Collected data entries =
==================================================

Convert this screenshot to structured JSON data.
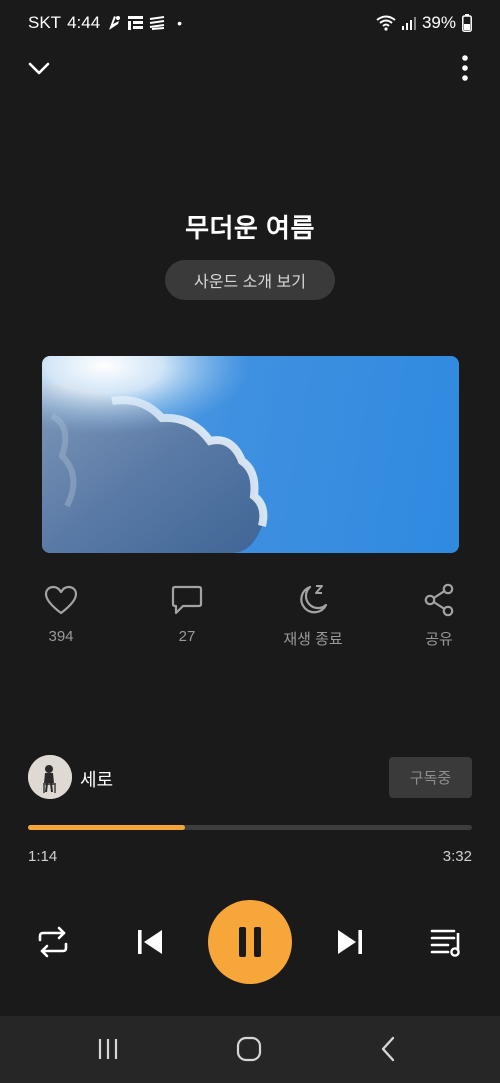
{
  "status_bar": {
    "carrier": "SKT",
    "time": "4:44",
    "dot": "•",
    "battery": "39%",
    "icons": [
      "notification-icon",
      "list-icon",
      "stream-icon",
      "wifi-icon",
      "signal-icon",
      "battery-icon"
    ]
  },
  "header": {
    "collapse_icon": "chevron-down-icon",
    "more_icon": "more-vertical-icon"
  },
  "track": {
    "title": "무더운 여름",
    "sound_intro_label": "사운드 소개 보기"
  },
  "actions": [
    {
      "icon": "heart-icon",
      "label": "394"
    },
    {
      "icon": "comment-icon",
      "label": "27"
    },
    {
      "icon": "sleep-timer-icon",
      "label": "재생 종료"
    },
    {
      "icon": "share-icon",
      "label": "공유"
    }
  ],
  "artist": {
    "name": "세로",
    "subscribe_label": "구독중"
  },
  "playback": {
    "progress_fraction": 0.353,
    "elapsed": "1:14",
    "total": "3:32"
  },
  "controls": {
    "repeat_icon": "repeat-icon",
    "previous_icon": "skip-previous-icon",
    "pause_icon": "pause-icon",
    "next_icon": "skip-next-icon",
    "playlist_icon": "playlist-icon"
  },
  "colors": {
    "accent": "#f7a73a",
    "background": "#1a1a1a",
    "button_bg": "#3a3a3a"
  },
  "nav_bar": {
    "recents_icon": "recents-icon",
    "home_icon": "home-icon",
    "back_icon": "back-icon"
  }
}
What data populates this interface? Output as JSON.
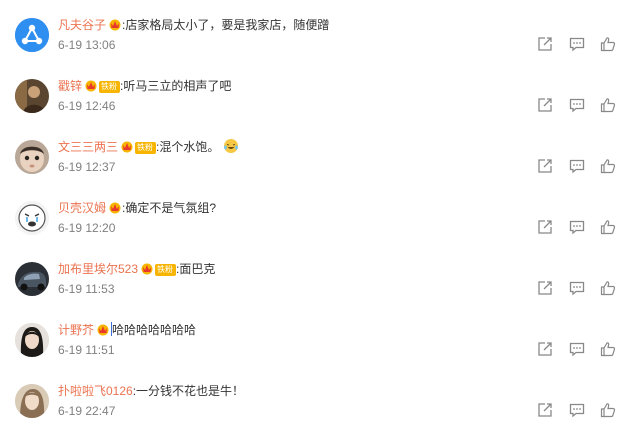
{
  "colors": {
    "username": "#eb7350",
    "timestamp": "#808080",
    "text": "#333333",
    "icon": "#888888",
    "badge": "#f7b500"
  },
  "comments": [
    {
      "username": "凡夫谷子",
      "has_crown": true,
      "badge": "",
      "separator": ":",
      "text": "店家格局太小了，要是我家店，随便蹭",
      "time": "6-19 13:06",
      "avatar_icon": "share-network-icon"
    },
    {
      "username": "戳锌",
      "has_crown": true,
      "badge": "铁粉",
      "separator": ":",
      "text": "听马三立的相声了吧",
      "time": "6-19 12:46",
      "avatar_icon": "person-photo-icon"
    },
    {
      "username": "文三三两三",
      "has_crown": true,
      "badge": "铁粉",
      "separator": ":",
      "text": "混个水饱。",
      "time": "6-19 12:37",
      "avatar_icon": "baby-face-icon",
      "emoji": "laughing-tears-emoji-icon"
    },
    {
      "username": "贝壳汉姆",
      "has_crown": true,
      "badge": "",
      "separator": ":",
      "text": "确定不是气氛组?",
      "time": "6-19 12:20",
      "avatar_icon": "crying-face-icon"
    },
    {
      "username": "加布里埃尔523",
      "has_crown": true,
      "badge": "铁粉",
      "separator": ":",
      "text": "面巴克",
      "time": "6-19 11:53",
      "avatar_icon": "car-photo-icon"
    },
    {
      "username": "计野芥",
      "has_crown": true,
      "badge": "",
      "separator": "",
      "text": "哈哈哈哈哈哈哈",
      "time": "6-19 11:51",
      "avatar_icon": "girl-portrait-icon",
      "caret": true
    },
    {
      "username": "扑啦啦飞0126",
      "has_crown": false,
      "badge": "",
      "separator": ":",
      "text": "一分钱不花也是牛！",
      "time": "6-19 22:47",
      "avatar_icon": "woman-portrait-icon"
    }
  ]
}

==================================================

Find the lines above holding the word "portrait" and show them.

      "avatar_icon": "girl-portrait-icon",
      "avatar_icon": "woman-portrait-icon"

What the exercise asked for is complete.